[Saved entries]
start

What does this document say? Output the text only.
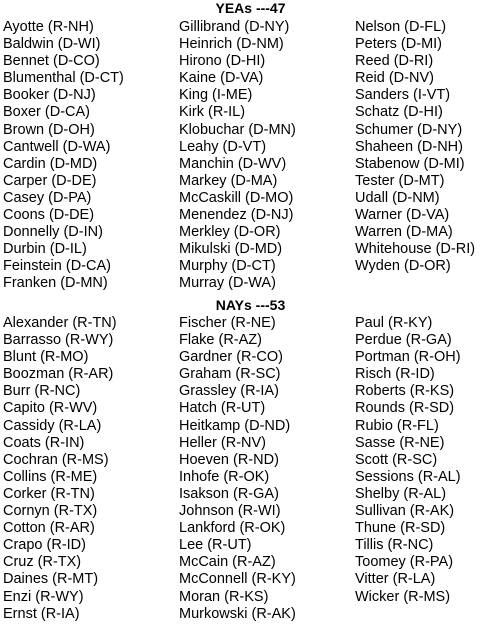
YEAs ---47
Ayotte (R-NH)
Baldwin (D-WI)
Bennet (D-CO)
Blumenthal (D-CT)
Booker (D-NJ)
Boxer (D-CA)
Brown (D-OH)
Cantwell (D-WA)
Cardin (D-MD)
Carper (D-DE)
Casey (D-PA)
Coons (D-DE)
Donnelly (D-IN)
Durbin (D-IL)
Feinstein (D-CA)
Franken (D-MN)
Gillibrand (D-NY)
Heinrich (D-NM)
Hirono (D-HI)
Kaine (D-VA)
King (I-ME)
Kirk (R-IL)
Klobuchar (D-MN)
Leahy (D-VT)
Manchin (D-WV)
Markey (D-MA)
McCaskill (D-MO)
Menendez (D-NJ)
Merkley (D-OR)
Mikulski (D-MD)
Murphy (D-CT)
Murray (D-WA)
Nelson (D-FL)
Peters (D-MI)
Reed (D-RI)
Reid (D-NV)
Sanders (I-VT)
Schatz (D-HI)
Schumer (D-NY)
Shaheen (D-NH)
Stabenow (D-MI)
Tester (D-MT)
Udall (D-NM)
Warner (D-VA)
Warren (D-MA)
Whitehouse (D-RI)
Wyden (D-OR)
NAYs ---53
Alexander (R-TN)
Barrasso (R-WY)
Blunt (R-MO)
Boozman (R-AR)
Burr (R-NC)
Capito (R-WV)
Cassidy (R-LA)
Coats (R-IN)
Cochran (R-MS)
Collins (R-ME)
Corker (R-TN)
Cornyn (R-TX)
Cotton (R-AR)
Crapo (R-ID)
Cruz (R-TX)
Daines (R-MT)
Enzi (R-WY)
Ernst (R-IA)
Fischer (R-NE)
Flake (R-AZ)
Gardner (R-CO)
Graham (R-SC)
Grassley (R-IA)
Hatch (R-UT)
Heitkamp (D-ND)
Heller (R-NV)
Hoeven (R-ND)
Inhofe (R-OK)
Isakson (R-GA)
Johnson (R-WI)
Lankford (R-OK)
Lee (R-UT)
McCain (R-AZ)
McConnell (R-KY)
Moran (R-KS)
Murkowski (R-AK)
Paul (R-KY)
Perdue (R-GA)
Portman (R-OH)
Risch (R-ID)
Roberts (R-KS)
Rounds (R-SD)
Rubio (R-FL)
Sasse (R-NE)
Scott (R-SC)
Sessions (R-AL)
Shelby (R-AL)
Sullivan (R-AK)
Thune (R-SD)
Tillis (R-NC)
Toomey (R-PA)
Vitter (R-LA)
Wicker (R-MS)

end

Every line above should be returned word for word, with the pictures left behind.

Result:
What does this document say? Output the text only.
YEAs ---47
Ayotte (R-NH)
Baldwin (D-WI)
Bennet (D-CO)
Blumenthal (D-CT)
Booker (D-NJ)
Boxer (D-CA)
Brown (D-OH)
Cantwell (D-WA)
Cardin (D-MD)
Carper (D-DE)
Casey (D-PA)
Coons (D-DE)
Donnelly (D-IN)
Durbin (D-IL)
Feinstein (D-CA)
Franken (D-MN)
Gillibrand (D-NY)
Heinrich (D-NM)
Hirono (D-HI)
Kaine (D-VA)
King (I-ME)
Kirk (R-IL)
Klobuchar (D-MN)
Leahy (D-VT)
Manchin (D-WV)
Markey (D-MA)
McCaskill (D-MO)
Menendez (D-NJ)
Merkley (D-OR)
Mikulski (D-MD)
Murphy (D-CT)
Murray (D-WA)
Nelson (D-FL)
Peters (D-MI)
Reed (D-RI)
Reid (D-NV)
Sanders (I-VT)
Schatz (D-HI)
Schumer (D-NY)
Shaheen (D-NH)
Stabenow (D-MI)
Tester (D-MT)
Udall (D-NM)
Warner (D-VA)
Warren (D-MA)
Whitehouse (D-RI)
Wyden (D-OR)
NAYs ---53
Alexander (R-TN)
Barrasso (R-WY)
Blunt (R-MO)
Boozman (R-AR)
Burr (R-NC)
Capito (R-WV)
Cassidy (R-LA)
Coats (R-IN)
Cochran (R-MS)
Collins (R-ME)
Corker (R-TN)
Cornyn (R-TX)
Cotton (R-AR)
Crapo (R-ID)
Cruz (R-TX)
Daines (R-MT)
Enzi (R-WY)
Ernst (R-IA)
Fischer (R-NE)
Flake (R-AZ)
Gardner (R-CO)
Graham (R-SC)
Grassley (R-IA)
Hatch (R-UT)
Heitkamp (D-ND)
Heller (R-NV)
Hoeven (R-ND)
Inhofe (R-OK)
Isakson (R-GA)
Johnson (R-WI)
Lankford (R-OK)
Lee (R-UT)
McCain (R-AZ)
McConnell (R-KY)
Moran (R-KS)
Murkowski (R-AK)
Paul (R-KY)
Perdue (R-GA)
Portman (R-OH)
Risch (R-ID)
Roberts (R-KS)
Rounds (R-SD)
Rubio (R-FL)
Sasse (R-NE)
Scott (R-SC)
Sessions (R-AL)
Shelby (R-AL)
Sullivan (R-AK)
Thune (R-SD)
Tillis (R-NC)
Toomey (R-PA)
Vitter (R-LA)
Wicker (R-MS)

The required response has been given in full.